WHAT THE TASK REQUIRES =>
Transcribe the material exactly. Images do not belong in the copy.

MATERIAL =>
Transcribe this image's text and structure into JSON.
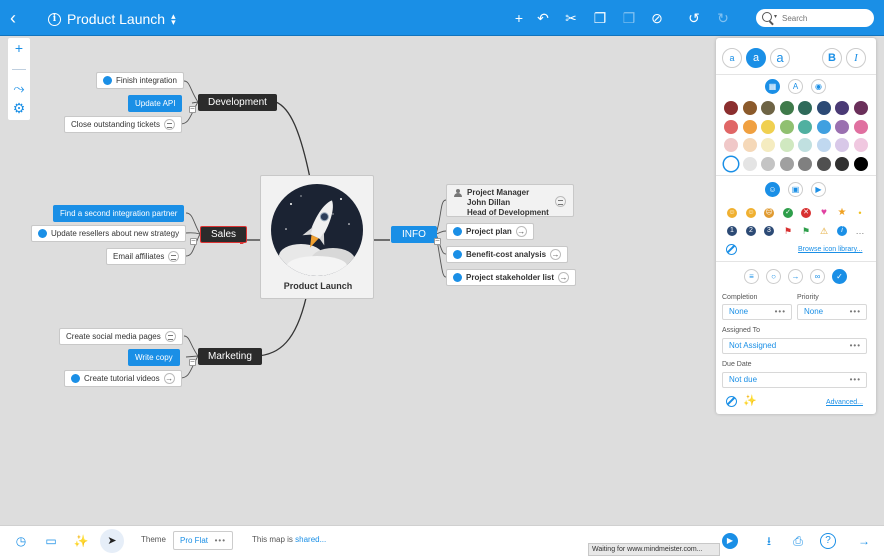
{
  "topbar": {
    "title": "Product Launch",
    "search_placeholder": "Search"
  },
  "map": {
    "central": "Product Launch",
    "development": {
      "label": "Development",
      "children": [
        "Finish integration",
        "Update API",
        "Close outstanding tickets"
      ]
    },
    "sales": {
      "label": "Sales",
      "children": [
        "Find a second integration partner",
        "Update resellers about new strategy",
        "Email affiliates"
      ]
    },
    "marketing": {
      "label": "Marketing",
      "children": [
        "Create social media pages",
        "Write copy",
        "Create tutorial videos"
      ]
    },
    "info": {
      "label": "INFO",
      "person_lines": [
        "Project Manager",
        "John Dillan",
        "Head of Development"
      ],
      "children": [
        "Project plan",
        "Benefit-cost analysis",
        "Project stakeholder list"
      ]
    }
  },
  "panel": {
    "text_a_small": "a",
    "text_a_medium": "a",
    "text_a_large": "a",
    "bold": "B",
    "italic": "I",
    "colors": [
      "#8b2e2e",
      "#8b5a2b",
      "#6e6445",
      "#3f7a4a",
      "#2f6a5a",
      "#2c4a75",
      "#4a3a75",
      "#6a2f5a",
      "#e06666",
      "#f0a040",
      "#f0d050",
      "#90c070",
      "#50b0a0",
      "#40a0e0",
      "#9a70b0",
      "#e070a0",
      "#f0c8c8",
      "#f5d8b8",
      "#f5ecc0",
      "#d0e8c0",
      "#c0e0e0",
      "#c0d8f0",
      "#d8c8e8",
      "#f0c8e0",
      "#ffffff",
      "#e4e4e4",
      "#c4c4c4",
      "#a0a0a0",
      "#808080",
      "#505050",
      "#303030",
      "#000000"
    ],
    "browse_icon_library": "Browse icon library...",
    "completion_label": "Completion",
    "completion_value": "None",
    "priority_label": "Priority",
    "priority_value": "None",
    "assigned_label": "Assigned To",
    "assigned_value": "Not Assigned",
    "due_label": "Due Date",
    "due_value": "Not due",
    "advanced": "Advanced..."
  },
  "bottombar": {
    "theme_label": "Theme",
    "theme_value": "Pro Flat",
    "shared_prefix": "This map is ",
    "shared_link": "shared...",
    "status": "Waiting for www.mindmeister.com..."
  }
}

THE OUTPUT =>
Transcribe this image's text and structure into JSON.
{
  "topbar": {
    "title": "Product Launch",
    "search_placeholder": "Search"
  },
  "map": {
    "central": "Product Launch",
    "development": {
      "label": "Development",
      "children": [
        "Finish integration",
        "Update API",
        "Close outstanding tickets"
      ]
    },
    "sales": {
      "label": "Sales",
      "children": [
        "Find a second integration partner",
        "Update resellers about new strategy",
        "Email affiliates"
      ]
    },
    "marketing": {
      "label": "Marketing",
      "children": [
        "Create social media pages",
        "Write copy",
        "Create tutorial videos"
      ]
    },
    "info": {
      "label": "INFO",
      "person_lines": [
        "Project Manager",
        "John Dillan",
        "Head of Development"
      ],
      "children": [
        "Project plan",
        "Benefit-cost analysis",
        "Project stakeholder list"
      ]
    }
  },
  "panel": {
    "text_a_small": "a",
    "text_a_medium": "a",
    "text_a_large": "a",
    "bold": "B",
    "italic": "I",
    "colors": [
      "#8b2e2e",
      "#8b5a2b",
      "#6e6445",
      "#3f7a4a",
      "#2f6a5a",
      "#2c4a75",
      "#4a3a75",
      "#6a2f5a",
      "#e06666",
      "#f0a040",
      "#f0d050",
      "#90c070",
      "#50b0a0",
      "#40a0e0",
      "#9a70b0",
      "#e070a0",
      "#f0c8c8",
      "#f5d8b8",
      "#f5ecc0",
      "#d0e8c0",
      "#c0e0e0",
      "#c0d8f0",
      "#d8c8e8",
      "#f0c8e0",
      "#ffffff",
      "#e4e4e4",
      "#c4c4c4",
      "#a0a0a0",
      "#808080",
      "#505050",
      "#303030",
      "#000000"
    ],
    "browse_icon_library": "Browse icon library...",
    "completion_label": "Completion",
    "completion_value": "None",
    "priority_label": "Priority",
    "priority_value": "None",
    "assigned_label": "Assigned To",
    "assigned_value": "Not Assigned",
    "due_label": "Due Date",
    "due_value": "Not due",
    "advanced": "Advanced..."
  },
  "bottombar": {
    "theme_label": "Theme",
    "theme_value": "Pro Flat",
    "shared_prefix": "This map is ",
    "shared_link": "shared...",
    "status": "Waiting for www.mindmeister.com..."
  }
}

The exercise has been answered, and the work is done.